## START

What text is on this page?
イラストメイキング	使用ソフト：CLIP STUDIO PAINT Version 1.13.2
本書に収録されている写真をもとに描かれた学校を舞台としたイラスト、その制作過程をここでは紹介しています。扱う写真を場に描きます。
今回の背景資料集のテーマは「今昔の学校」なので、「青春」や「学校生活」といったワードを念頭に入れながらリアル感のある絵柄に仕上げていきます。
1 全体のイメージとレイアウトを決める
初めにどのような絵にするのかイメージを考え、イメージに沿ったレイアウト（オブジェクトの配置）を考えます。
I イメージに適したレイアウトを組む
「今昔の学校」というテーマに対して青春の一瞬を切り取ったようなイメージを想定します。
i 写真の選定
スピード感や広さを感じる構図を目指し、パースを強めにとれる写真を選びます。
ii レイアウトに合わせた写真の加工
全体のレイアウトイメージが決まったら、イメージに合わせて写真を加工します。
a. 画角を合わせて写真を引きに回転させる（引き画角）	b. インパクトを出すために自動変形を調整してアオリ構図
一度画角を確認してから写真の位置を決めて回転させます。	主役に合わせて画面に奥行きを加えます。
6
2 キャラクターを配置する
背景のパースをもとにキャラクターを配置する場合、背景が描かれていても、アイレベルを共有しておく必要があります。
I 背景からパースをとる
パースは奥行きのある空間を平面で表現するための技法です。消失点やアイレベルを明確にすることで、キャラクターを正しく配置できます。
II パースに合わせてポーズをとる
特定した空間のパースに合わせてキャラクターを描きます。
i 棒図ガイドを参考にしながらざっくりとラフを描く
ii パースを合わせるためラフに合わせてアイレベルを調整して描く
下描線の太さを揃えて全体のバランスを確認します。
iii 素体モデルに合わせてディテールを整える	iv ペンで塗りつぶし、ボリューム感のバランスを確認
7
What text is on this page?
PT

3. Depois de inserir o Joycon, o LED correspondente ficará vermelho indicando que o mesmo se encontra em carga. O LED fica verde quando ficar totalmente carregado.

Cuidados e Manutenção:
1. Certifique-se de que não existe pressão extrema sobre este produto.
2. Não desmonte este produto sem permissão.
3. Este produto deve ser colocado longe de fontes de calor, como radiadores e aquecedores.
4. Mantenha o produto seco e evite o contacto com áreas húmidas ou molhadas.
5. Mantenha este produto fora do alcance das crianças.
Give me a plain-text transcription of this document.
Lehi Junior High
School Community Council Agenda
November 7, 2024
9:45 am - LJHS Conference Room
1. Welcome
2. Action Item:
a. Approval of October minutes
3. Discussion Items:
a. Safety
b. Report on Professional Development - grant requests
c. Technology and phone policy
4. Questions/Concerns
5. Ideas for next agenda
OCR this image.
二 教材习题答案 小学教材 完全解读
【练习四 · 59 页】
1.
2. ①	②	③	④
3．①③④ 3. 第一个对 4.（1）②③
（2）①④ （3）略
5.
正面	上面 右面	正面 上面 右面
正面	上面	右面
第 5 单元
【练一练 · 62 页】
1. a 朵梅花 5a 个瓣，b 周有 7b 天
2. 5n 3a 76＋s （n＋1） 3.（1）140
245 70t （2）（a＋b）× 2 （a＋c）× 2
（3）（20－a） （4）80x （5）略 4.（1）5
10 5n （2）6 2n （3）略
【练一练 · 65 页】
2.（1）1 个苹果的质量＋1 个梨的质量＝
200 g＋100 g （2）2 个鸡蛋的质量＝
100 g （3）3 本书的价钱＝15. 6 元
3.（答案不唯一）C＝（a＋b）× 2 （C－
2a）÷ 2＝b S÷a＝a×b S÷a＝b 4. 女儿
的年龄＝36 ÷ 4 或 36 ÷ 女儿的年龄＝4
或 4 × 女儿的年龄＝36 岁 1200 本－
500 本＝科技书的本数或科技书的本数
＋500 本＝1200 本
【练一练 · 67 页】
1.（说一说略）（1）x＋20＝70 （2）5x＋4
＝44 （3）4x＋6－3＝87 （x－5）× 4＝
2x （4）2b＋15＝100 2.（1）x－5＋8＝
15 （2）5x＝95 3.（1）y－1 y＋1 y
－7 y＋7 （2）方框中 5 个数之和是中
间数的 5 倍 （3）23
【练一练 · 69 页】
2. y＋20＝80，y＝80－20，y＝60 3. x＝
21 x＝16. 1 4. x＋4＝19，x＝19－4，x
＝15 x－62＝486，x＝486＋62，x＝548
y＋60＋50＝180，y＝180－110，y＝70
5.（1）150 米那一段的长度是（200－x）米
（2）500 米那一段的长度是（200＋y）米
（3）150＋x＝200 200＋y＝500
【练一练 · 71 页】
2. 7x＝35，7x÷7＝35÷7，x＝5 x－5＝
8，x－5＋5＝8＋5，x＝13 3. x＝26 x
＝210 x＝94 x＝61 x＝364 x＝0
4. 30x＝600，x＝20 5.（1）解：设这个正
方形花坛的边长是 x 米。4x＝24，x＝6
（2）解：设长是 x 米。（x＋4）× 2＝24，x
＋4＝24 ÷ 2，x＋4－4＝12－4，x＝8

## END

▶ _DESCRIPTION OF THE TASK_
Starting with the line that contains "Give me a plain-text", repeat each line through the last one exactly as it appears. Include both ends and nothing more.

▶ _RESULT FOR THIS EXERCISE_
Give me a plain-text transcription of this document.
Lehi Junior High
School Community Council Agenda
November 7, 2024
9:45 am - LJHS Conference Room
1. Welcome
2. Action Item:
a. Approval of October minutes
3. Discussion Items:
a. Safety
b. Report on Professional Development - grant requests
c. Technology and phone policy
4. Questions/Concerns
5. Ideas for next agenda
OCR this image.
二 教材习题答案 小学教材 完全解读
【练习四 · 59 页】
1.
2. ①	②	③	④
3．①③④ 3. 第一个对 4.（1）②③
（2）①④ （3）略
5.
正面	上面 右面	正面 上面 右面
正面	上面	右面
第 5 单元
【练一练 · 62 页】
1. a 朵梅花 5a 个瓣，b 周有 7b 天
2. 5n 3a 76＋s （n＋1） 3.（1）140
245 70t （2）（a＋b）× 2 （a＋c）× 2
（3）（20－a） （4）80x （5）略 4.（1）5
10 5n （2）6 2n （3）略
【练一练 · 65 页】
2.（1）1 个苹果的质量＋1 个梨的质量＝
200 g＋100 g （2）2 个鸡蛋的质量＝
100 g （3）3 本书的价钱＝15. 6 元
3.（答案不唯一）C＝（a＋b）× 2 （C－
2a）÷ 2＝b S÷a＝a×b S÷a＝b 4. 女儿
的年龄＝36 ÷ 4 或 36 ÷ 女儿的年龄＝4
或 4 × 女儿的年龄＝36 岁 1200 本－
500 本＝科技书的本数或科技书的本数
＋500 本＝1200 本
【练一练 · 67 页】
1.（说一说略）（1）x＋20＝70 （2）5x＋4
＝44 （3）4x＋6－3＝87 （x－5）× 4＝
2x （4）2b＋15＝100 2.（1）x－5＋8＝
15 （2）5x＝95 3.（1）y－1 y＋1 y
－7 y＋7 （2）方框中 5 个数之和是中
间数的 5 倍 （3）23
【练一练 · 69 页】
2. y＋20＝80，y＝80－20，y＝60 3. x＝
21 x＝16. 1 4. x＋4＝19，x＝19－4，x
＝15 x－62＝486，x＝486＋62，x＝548
y＋60＋50＝180，y＝180－110，y＝70
5.（1）150 米那一段的长度是（200－x）米
（2）500 米那一段的长度是（200＋y）米
（3）150＋x＝200 200＋y＝500
【练一练 · 71 页】
2. 7x＝35，7x÷7＝35÷7，x＝5 x－5＝
8，x－5＋5＝8＋5，x＝13 3. x＝26 x
＝210 x＝94 x＝61 x＝364 x＝0
4. 30x＝600，x＝20 5.（1）解：设这个正
方形花坛的边长是 x 米。4x＝24，x＝6
（2）解：设长是 x 米。（x＋4）× 2＝24，x
＋4＝24 ÷ 2，x＋4－4＝12－4，x＝8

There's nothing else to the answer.